* _WORK TO BE COMPLETED_: Exclude the pictures; give every entry again exactly as written.

Stored records:
=======
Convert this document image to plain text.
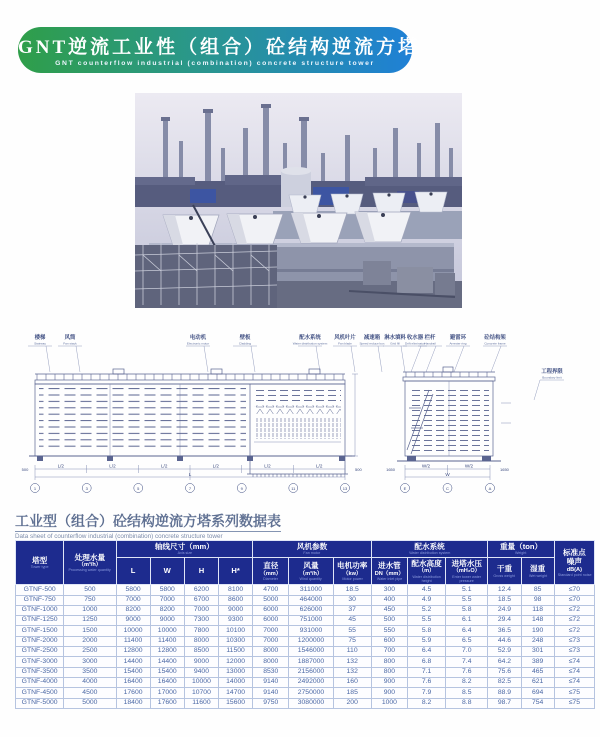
GNT逆流工业性（组合）砼结构逆流方塔
GNT counterflow industrial (combination) concrete structure tower
楼梯
Stairway
风筒
Fan stack
电动机
Electronic motor
壁板
Cladding
配水系统
Water distribution system
风机叶片
Fan blade
减速箱
Speed reduce box
淋水填料
Grid fill
收水器
Drift eliminator
栏杆
Handrail
避雷环
Arrester ring
砼结构架
Concrete frame
工程界限
Boundary limit
L/2	L/2	L/2	L/2	L/2	L/2
L
500	500
1	3	5	7	9	11	13
W/2	W/2
W
1650	1650
E	C	A
工业型（组合）砼结构逆流方塔系列数据表
Data sheet of counterflow industrial (combination) concrete structure tower
塔型
Tower type

处理水量
（m³/h）
Processing water quantity

轴线尺寸（mm）
Axis size

风机参数
Fan motor

配水系统
Water distribution system

重量（ton）
Weight	标准点
噪声
dB(A)
Standard point noise

L	W	H	H*

直径
（mm）
Diameter

风量
（m³/h）
Wind quantity

电机功率
（kw）
Motor power

进水管
DN（mm）
Water inlet pipe

配水高度
（m）
Water distribution height

进塔水压
（mH₂O）
Enter tower water pressure

干重
Gross weight

湿重
Wet weight

GTNF-500	500	5800	5800	6200	8100	4700	311000	18.5	300	4.5	5.1	12.4	85	≤70
GTNF-750	750	7000	7000	6700	8600	5000	464000	30	400	4.9	5.5	18.5	98	≤70
GTNF-1000	1000	8200	8200	7000	9000	6000	626000	37	450	5.2	5.8	24.9	118	≤72
GTNF-1250	1250	9000	9000	7300	9300	6000	751000	45	500	5.5	6.1	29.4	148	≤72
GTNF-1500	1500	10000	10000	7800	10100	7000	931000	55	550	5.8	6.4	36.5	190	≤72
GTNF-2000	2000	11400	11400	8000	10300	7000	1200000	75	600	5.9	6.5	44.6	248	≤73
GTNF-2500	2500	12800	12800	8500	11500	8000	1546000	110	700	6.4	7.0	52.9	301	≤73
GTNF-3000	3000	14400	14400	9000	12000	8000	1887000	132	800	6.8	7.4	64.2	389	≤74
GTNF-3500	3500	15400	15400	9400	13000	8530	2156000	132	800	7.1	7.6	75.6	465	≤74
GTNF-4000	4000	16400	16400	10000	14000	9140	2492000	160	900	7.6	8.2	82.5	621	≤74
GTNF-4500	4500	17600	17000	10700	14700	9140	2750000	185	900	7.9	8.5	88.9	694	≤75
GTNF-5000	5000	18400	17600	11600	15600	9750	3080000	200	1000	8.2	8.8	98.7	754	≤75
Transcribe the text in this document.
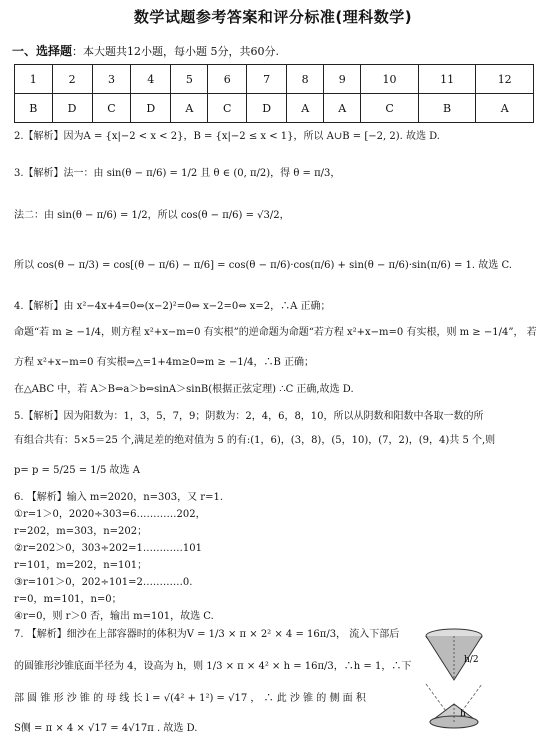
数学试题参考答案和评分标准(理科数学)
一、选择题：本大题共12小题，每小题 5分，共60分.
1	2	3	4	5	6	7	8	9	10	11	12
B	D	C	D	A	C	D	A	A	C	B	A
2.【解析】因为A = {x|−2 < x < 2}，B = {x|−2 ≤ x < 1}，所以 A∪B = [−2, 2). 故选 D.
3.【解析】法一：由 sin(θ − π/6) = 1/2 且 θ ∈ (0, π/2)，得 θ = π/3，
法二：由 sin(θ − π/6) = 1/2，所以 cos(θ − π/6) = √3/2，
所以 cos(θ − π/3) = cos[(θ − π/6) − π/6] = cos(θ − π/6)·cos(π/6) + sin(θ − π/6)·sin(π/6) = 1. 故选 C.
4.【解析】由 x²−4x+4=0⇔(x−2)²=0⇔ x−2=0⇔ x=2，∴A 正确；
命题“若 m ≥ −1/4，则方程 x²+x−m=0 有实根”的逆命题为命题“若方程 x²+x−m=0 有实根，则 m ≥ −1/4”， 若
方程 x²+x−m=0 有实根⇒△=1+4m≥0⇒m ≥ −1/4，∴B 正确；
在△ABC 中，若 A＞B⇔a＞b⇔sinA＞sinB(根据正弦定理) ∴C 正确,故选 D.
5.【解析】因为阳数为：1，3，5，7，9；阴数为：2，4，6，8，10，所以从阴数和阳数中各取一数的所
有组合共有：5×5＝25 个,满足差的绝对值为 5 的有:(1，6)，(3，8)，(5，10)，(7，2)，(9，4)共 5 个,则
p= p = 5/25 = 1/5 故选 A
6. 【解析】输入 m=2020，n=303，又 r=1.
①r=1＞0，2020÷303=6…………202，
r=202，m=303，n=202；
②r=202＞0，303÷202=1…………101
r=101，m=202，n=101；
③r=101＞0，202÷101=2…………0.
r=0，m=101，n=0；
④r=0，则 r＞0 否，输出 m=101，故选 C.
7. 【解析】细沙在上部容器时的体积为V = 1/3 × π × 2² × 4 = 16π/3， 流入下部后
的圆锥形沙锥底面半径为 4，设高为 h，则 1/3 × π × 4² × h = 16π/3，∴h = 1，∴下
部 圆 锥 形 沙 锥 的 母 线 长 l = √(4² + 1²) = √17 ， ∴ 此 沙 锥 的 侧 面 积
S侧 = π × 4 × √17 = 4√17π . 故选 D.
h/2
h
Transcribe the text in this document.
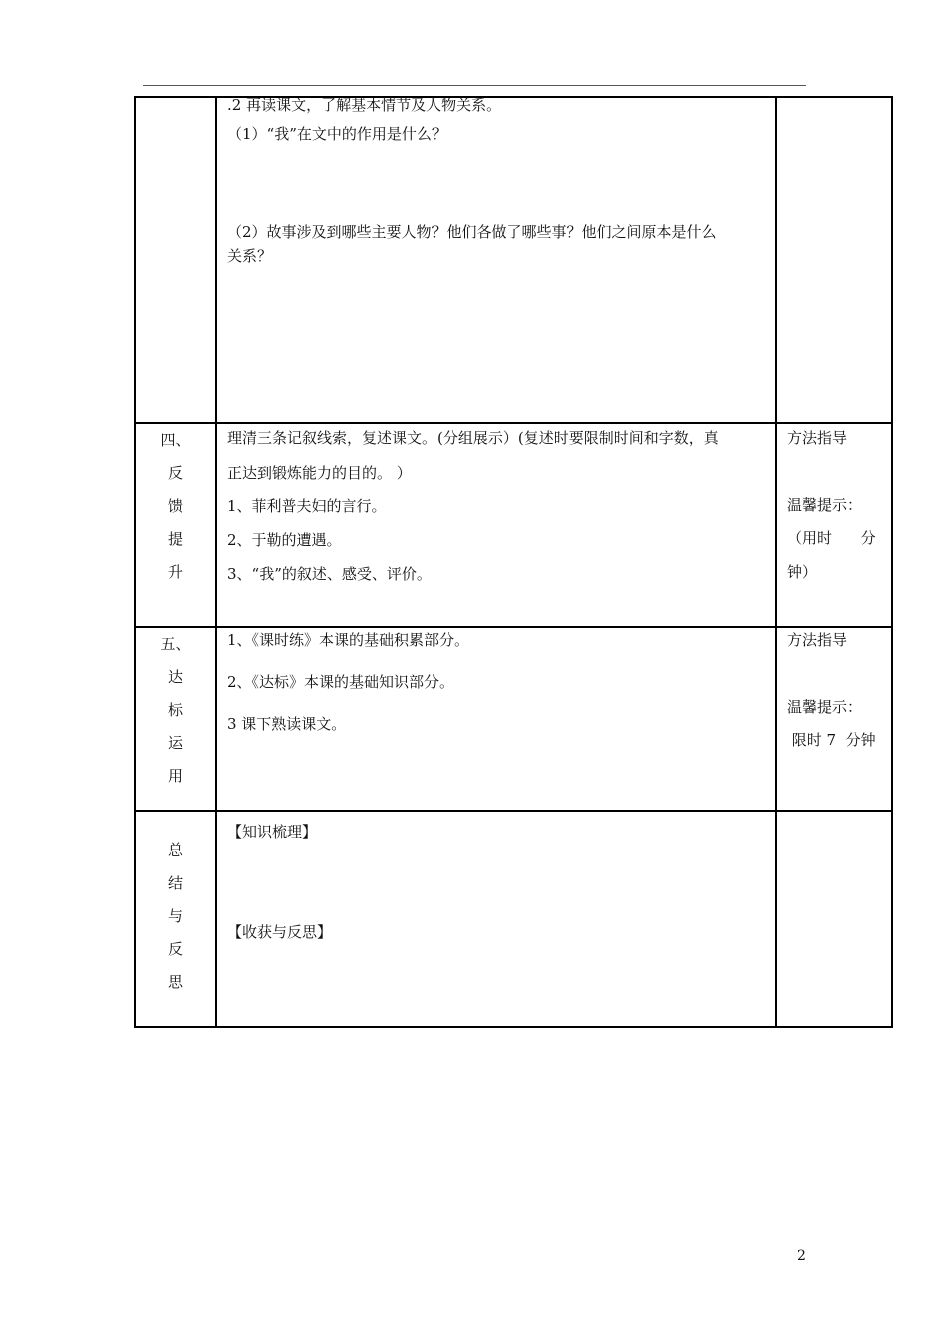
	.2 再读课文，了解基本情节及人物关系。
（1）“我”在文中的作用是什么？
（2）故事涉及到哪些主要人物？他们各做了哪些事？他们之间原本是什么
关系？	

四、
反
馈
提
升	理清三条记叙线索，复述课文。(分组展示）(复述时要限制时间和字数，真
正达到锻炼能力的目的。 ）
1、菲利普夫妇的言行。
2、于勒的遭遇。
3、“我”的叙述、感受、评价。	方法指导
温馨提示：
（用时      分
钟）

五、
达
标
运
用	1、《课时练》本课的基础积累部分。
2、《达标》本课的基础知识部分。
3 课下熟读课文。	方法指导
温馨提示：
限时 7  分钟

总
结
与
反
思	【知识梳理】
【收获与反思】	

2
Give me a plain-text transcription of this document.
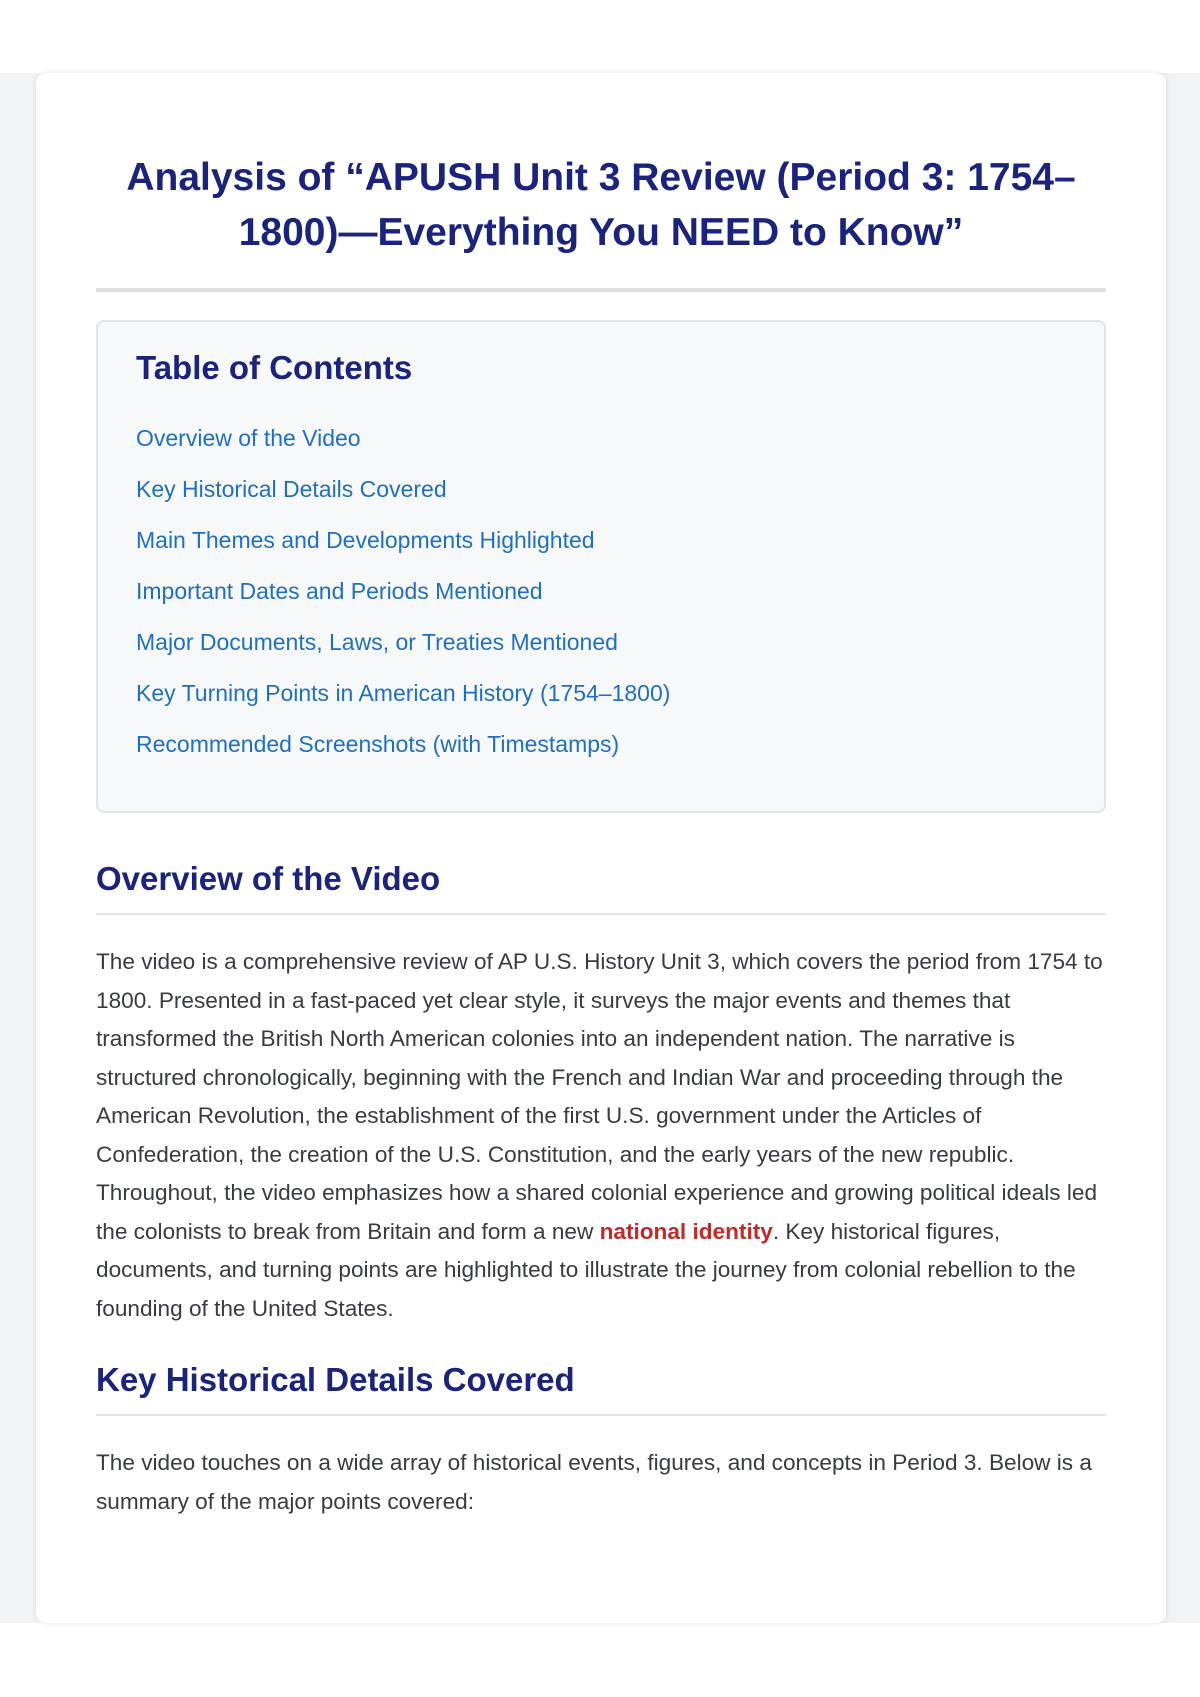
Analysis of “APUSH Unit 3 Review (Period 3: 1754–1800)—Everything You NEED to Know”
Table of Contents
Overview of the Video
Key Historical Details Covered
Main Themes and Developments Highlighted
Important Dates and Periods Mentioned
Major Documents, Laws, or Treaties Mentioned
Key Turning Points in American History (1754–1800)
Recommended Screenshots (with Timestamps)
Overview of the Video

The video is a comprehensive review of AP U.S. History Unit 3, which covers the period from 1754 to 1800. Presented in a fast-paced yet clear style, it surveys the major events and themes that transformed the British North American colonies into an independent nation. The narrative is structured chronologically, beginning with the French and Indian War and proceeding through the American Revolution, the establishment of the first U.S. government under the Articles of Confederation, the creation of the U.S. Constitution, and the early years of the new republic. Throughout, the video emphasizes how a shared colonial experience and growing political ideals led the colonists to break from Britain and form a new national identity. Key historical figures, documents, and turning points are highlighted to illustrate the journey from colonial rebellion to the founding of the United States.

Key Historical Details Covered

The video touches on a wide array of historical events, figures, and concepts in Period 3. Below is a summary of the major points covered:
=======
* _EXERCISE OUTPUT_:
Convert this document image to plain text.
GNT逆流工业性（组合）砼结构逆流方塔
GNT counterflow industrial (combination) concrete structure tower
楼梯
Stairway
风筒
Fan stack
电动机
Electronic motor
壁板
Cladding
配水系统
Water distribution system
风机叶片
Fan blade
减速箱
Speed reduce box
淋水填料
Grid fill
收水器
Drift eliminator
栏杆
Handrail
避雷环
Arrester ring
砼结构架
Concrete frame
工程界限
Boundary limit
L/2	L/2	L/2	L/2	L/2	L/2
L
500	500
1	3	5	7	9	11	13
W/2	W/2
W
1650	1650
E	C	A
工业型（组合）砼结构逆流方塔系列数据表
Data sheet of counterflow industrial (combination) concrete structure tower
塔型
Tower type

处理水量
（m³/h）
Processing water quantity

轴线尺寸（mm）
Axis size

风机参数
Fan motor

配水系统
Water distribution system

重量（ton）
Weight	标准点
噪声
dB(A)
Standard point noise

L	W	H	H*

直径
（mm）
Diameter

风量
（m³/h）
Wind quantity

电机功率
（kw）
Motor power

进水管
DN（mm）
Water inlet pipe

配水高度
（m）
Water distribution height

进塔水压
（mH₂O）
Enter tower water pressure

干重
Gross weight

湿重
Wet weight

GTNF-500	500	5800	5800	6200	8100	4700	311000	18.5	300	4.5	5.1	12.4	85	≤70
GTNF-750	750	7000	7000	6700	8600	5000	464000	30	400	4.9	5.5	18.5	98	≤70
GTNF-1000	1000	8200	8200	7000	9000	6000	626000	37	450	5.2	5.8	24.9	118	≤72
GTNF-1250	1250	9000	9000	7300	9300	6000	751000	45	500	5.5	6.1	29.4	148	≤72
GTNF-1500	1500	10000	10000	7800	10100	7000	931000	55	550	5.8	6.4	36.5	190	≤72
GTNF-2000	2000	11400	11400	8000	10300	7000	1200000	75	600	5.9	6.5	44.6	248	≤73
GTNF-2500	2500	12800	12800	8500	11500	8000	1546000	110	700	6.4	7.0	52.9	301	≤73
GTNF-3000	3000	14400	14400	9000	12000	8000	1887000	132	800	6.8	7.4	64.2	389	≤74
GTNF-3500	3500	15400	15400	9400	13000	8530	2156000	132	800	7.1	7.6	75.6	465	≤74
GTNF-4000	4000	16400	16400	10000	14000	9140	2492000	160	900	7.6	8.2	82.5	621	≤74
GTNF-4500	4500	17600	17000	10700	14700	9140	2750000	185	900	7.9	8.5	88.9	694	≤75
GTNF-5000	5000	18400	17600	11600	15600	9750	3080000	200	1000	8.2	8.8	98.7	754	≤75
Transcribe the text in this document.
数学试题参考答案和评分标准(理科数学)
一、选择题：本大题共12小题，每小题 5分，共60分.
1	2	3	4	5	6	7	8	9	10	11	12
B	D	C	D	A	C	D	A	A	C	B	A
2.【解析】因为A = {x|−2 < x < 2}，B = {x|−2 ≤ x < 1}，所以 A∪B = [−2, 2). 故选 D.
3.【解析】法一：由 sin(θ − π/6) = 1/2 且 θ ∈ (0, π/2)，得 θ = π/3，
法二：由 sin(θ − π/6) = 1/2，所以 cos(θ − π/6) = √3/2，
所以 cos(θ − π/3) = cos[(θ − π/6) − π/6] = cos(θ − π/6)·cos(π/6) + sin(θ − π/6)·sin(π/6) = 1. 故选 C.
4.【解析】由 x²−4x+4=0⇔(x−2)²=0⇔ x−2=0⇔ x=2，∴A 正确；
命题“若 m ≥ −1/4，则方程 x²+x−m=0 有实根”的逆命题为命题“若方程 x²+x−m=0 有实根，则 m ≥ −1/4”， 若
方程 x²+x−m=0 有实根⇒△=1+4m≥0⇒m ≥ −1/4，∴B 正确；
在△ABC 中，若 A＞B⇔a＞b⇔sinA＞sinB(根据正弦定理) ∴C 正确,故选 D.
5.【解析】因为阳数为：1，3，5，7，9；阴数为：2，4，6，8，10，所以从阴数和阳数中各取一数的所
有组合共有：5×5＝25 个,满足差的绝对值为 5 的有:(1，6)，(3，8)，(5，10)，(7，2)，(9，4)共 5 个,则
p= p = 5/25 = 1/5 故选 A
6. 【解析】输入 m=2020，n=303，又 r=1.
①r=1＞0，2020÷303=6…………202，
r=202，m=303，n=202；
②r=202＞0，303÷202=1…………101
r=101，m=202，n=101；
③r=101＞0，202÷101=2…………0.
r=0，m=101，n=0；
④r=0，则 r＞0 否，输出 m=101，故选 C.
7. 【解析】细沙在上部容器时的体积为V = 1/3 × π × 2² × 4 = 16π/3， 流入下部后
的圆锥形沙锥底面半径为 4，设高为 h，则 1/3 × π × 4² × h = 16π/3，∴h = 1，∴下
部 圆 锥 形 沙 锥 的 母 线 长 l = √(4² + 1²) = √17 ， ∴ 此 沙 锥 的 侧 面 积
S侧 = π × 4 × √17 = 4√17π . 故选 D.
h/2
h
Transcribe the text in this document.
	.2 再读课文，了解基本情节及人物关系。
（1）“我”在文中的作用是什么？
（2）故事涉及到哪些主要人物？他们各做了哪些事？他们之间原本是什么
关系？	

四、
反
馈
提
升	理清三条记叙线索，复述课文。(分组展示）(复述时要限制时间和字数，真
正达到锻炼能力的目的。 ）
1、菲利普夫妇的言行。
2、于勒的遭遇。
3、“我”的叙述、感受、评价。	方法指导
温馨提示：
（用时      分
钟）

五、
达
标
运
用	1、《课时练》本课的基础积累部分。
2、《达标》本课的基础知识部分。
3 课下熟读课文。	方法指导
温馨提示：
限时 7  分钟

总
结
与
反
思	【知识梳理】
【收获与反思】	

2
Give me a plain-text transcription of this document.
Analysis of “APUSH Unit 3 Review (Period 3: 1754–1800)—Everything You NEED to Know”
Table of Contents
Overview of the Video
Key Historical Details Covered
Main Themes and Developments Highlighted
Important Dates and Periods Mentioned
Major Documents, Laws, or Treaties Mentioned
Key Turning Points in American History (1754–1800)
Recommended Screenshots (with Timestamps)
Overview of the Video

The video is a comprehensive review of AP U.S. History Unit 3, which covers the period from 1754 to 1800. Presented in a fast-paced yet clear style, it surveys the major events and themes that transformed the British North American colonies into an independent nation. The narrative is structured chronologically, beginning with the French and Indian War and proceeding through the American Revolution, the establishment of the first U.S. government under the Articles of Confederation, the creation of the U.S. Constitution, and the early years of the new republic. Throughout, the video emphasizes how a shared colonial experience and growing political ideals led the colonists to break from Britain and form a new national identity. Key historical figures, documents, and turning points are highlighted to illustrate the journey from colonial rebellion to the founding of the United States.

Key Historical Details Covered

The video touches on a wide array of historical events, figures, and concepts in Period 3. Below is a summary of the major points covered:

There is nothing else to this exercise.